• WHAT YOU HAVE TO DO
Reproduce the material in full, exactly as written.

------------------------------------------------------------

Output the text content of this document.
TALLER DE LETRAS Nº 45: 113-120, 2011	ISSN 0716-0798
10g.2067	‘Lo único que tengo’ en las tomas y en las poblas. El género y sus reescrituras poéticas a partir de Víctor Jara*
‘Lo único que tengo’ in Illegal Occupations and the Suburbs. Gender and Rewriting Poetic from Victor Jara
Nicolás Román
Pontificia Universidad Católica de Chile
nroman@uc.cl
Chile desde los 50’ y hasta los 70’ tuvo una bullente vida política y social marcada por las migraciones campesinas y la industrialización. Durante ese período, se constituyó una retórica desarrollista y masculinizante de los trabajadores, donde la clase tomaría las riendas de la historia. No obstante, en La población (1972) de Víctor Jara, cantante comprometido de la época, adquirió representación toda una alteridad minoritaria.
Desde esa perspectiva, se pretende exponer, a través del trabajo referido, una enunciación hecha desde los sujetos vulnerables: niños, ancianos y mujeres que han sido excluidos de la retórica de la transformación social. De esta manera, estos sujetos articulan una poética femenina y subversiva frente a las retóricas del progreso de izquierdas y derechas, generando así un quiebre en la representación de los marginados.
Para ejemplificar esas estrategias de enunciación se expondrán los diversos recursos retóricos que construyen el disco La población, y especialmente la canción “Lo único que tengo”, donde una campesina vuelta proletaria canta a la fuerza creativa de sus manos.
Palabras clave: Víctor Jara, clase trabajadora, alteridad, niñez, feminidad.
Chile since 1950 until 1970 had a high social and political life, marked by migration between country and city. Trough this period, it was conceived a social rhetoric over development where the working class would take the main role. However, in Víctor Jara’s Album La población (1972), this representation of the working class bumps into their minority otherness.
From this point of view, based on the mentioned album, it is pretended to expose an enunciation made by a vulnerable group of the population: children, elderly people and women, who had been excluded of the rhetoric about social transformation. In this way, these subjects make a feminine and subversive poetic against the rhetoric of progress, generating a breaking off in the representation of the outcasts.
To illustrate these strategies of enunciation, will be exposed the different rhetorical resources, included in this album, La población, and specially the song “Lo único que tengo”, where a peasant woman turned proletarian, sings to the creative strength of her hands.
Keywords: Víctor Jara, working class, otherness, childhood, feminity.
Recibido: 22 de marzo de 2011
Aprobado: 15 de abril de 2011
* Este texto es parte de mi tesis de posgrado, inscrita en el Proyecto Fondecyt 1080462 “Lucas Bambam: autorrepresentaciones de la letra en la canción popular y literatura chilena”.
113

------------------------------------------------------------

• THE RESPONSE
Output the text content of this document.
TALLER DE LETRAS Nº 45: 113-120, 2011	ISSN 0716-0798
10g.2067	‘Lo único que tengo’ en las tomas y en las poblas. El género y sus reescrituras poéticas a partir de Víctor Jara*
‘Lo único que tengo’ in Illegal Occupations and the Suburbs. Gender and Rewriting Poetic from Victor Jara
Nicolás Román
Pontificia Universidad Católica de Chile
nroman@uc.cl
Chile desde los 50’ y hasta los 70’ tuvo una bullente vida política y social marcada por las migraciones campesinas y la industrialización. Durante ese período, se constituyó una retórica desarrollista y masculinizante de los trabajadores, donde la clase tomaría las riendas de la historia. No obstante, en La población (1972) de Víctor Jara, cantante comprometido de la época, adquirió representación toda una alteridad minoritaria.
Desde esa perspectiva, se pretende exponer, a través del trabajo referido, una enunciación hecha desde los sujetos vulnerables: niños, ancianos y mujeres que han sido excluidos de la retórica de la transformación social. De esta manera, estos sujetos articulan una poética femenina y subversiva frente a las retóricas del progreso de izquierdas y derechas, generando así un quiebre en la representación de los marginados.
Para ejemplificar esas estrategias de enunciación se expondrán los diversos recursos retóricos que construyen el disco La población, y especialmente la canción “Lo único que tengo”, donde una campesina vuelta proletaria canta a la fuerza creativa de sus manos.
Palabras clave: Víctor Jara, clase trabajadora, alteridad, niñez, feminidad.
Chile since 1950 until 1970 had a high social and political life, marked by migration between country and city. Trough this period, it was conceived a social rhetoric over development where the working class would take the main role. However, in Víctor Jara’s Album La población (1972), this representation of the working class bumps into their minority otherness.
From this point of view, based on the mentioned album, it is pretended to expose an enunciation made by a vulnerable group of the population: children, elderly people and women, who had been excluded of the rhetoric about social transformation. In this way, these subjects make a feminine and subversive poetic against the rhetoric of progress, generating a breaking off in the representation of the outcasts.
To illustrate these strategies of enunciation, will be exposed the different rhetorical resources, included in this album, La población, and specially the song “Lo único que tengo”, where a peasant woman turned proletarian, sings to the creative strength of her hands.
Keywords: Víctor Jara, working class, otherness, childhood, feminity.
Recibido: 22 de marzo de 2011
Aprobado: 15 de abril de 2011
* Este texto es parte de mi tesis de posgrado, inscrita en el Proyecto Fondecyt 1080462 “Lucas Bambam: autorrepresentaciones de la letra en la canción popular y literatura chilena”.
113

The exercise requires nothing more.